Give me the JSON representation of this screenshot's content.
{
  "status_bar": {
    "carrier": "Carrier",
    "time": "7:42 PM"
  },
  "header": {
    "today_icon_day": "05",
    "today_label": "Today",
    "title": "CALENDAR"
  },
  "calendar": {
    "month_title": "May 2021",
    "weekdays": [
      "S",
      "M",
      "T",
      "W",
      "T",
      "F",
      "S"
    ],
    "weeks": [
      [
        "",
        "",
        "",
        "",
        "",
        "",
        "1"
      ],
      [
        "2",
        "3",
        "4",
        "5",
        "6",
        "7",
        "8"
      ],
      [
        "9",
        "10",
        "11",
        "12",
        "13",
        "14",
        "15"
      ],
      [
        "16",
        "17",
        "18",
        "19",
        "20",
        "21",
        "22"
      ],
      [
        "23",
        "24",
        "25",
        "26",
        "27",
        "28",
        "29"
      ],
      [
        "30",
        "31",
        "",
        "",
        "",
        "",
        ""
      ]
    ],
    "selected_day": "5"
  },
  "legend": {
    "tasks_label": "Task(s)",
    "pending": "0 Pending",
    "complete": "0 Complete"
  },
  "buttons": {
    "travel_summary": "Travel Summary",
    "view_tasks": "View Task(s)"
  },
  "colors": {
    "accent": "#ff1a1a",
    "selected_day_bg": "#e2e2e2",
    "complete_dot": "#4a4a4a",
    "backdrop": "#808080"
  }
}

* _YOUR OBJECTIVE_
From the records above, pick out and copy each line holding the word "Task".

* _CORRECT RESULT_
    "tasks_label": "Task(s)",
    "view_tasks": "View Task(s)"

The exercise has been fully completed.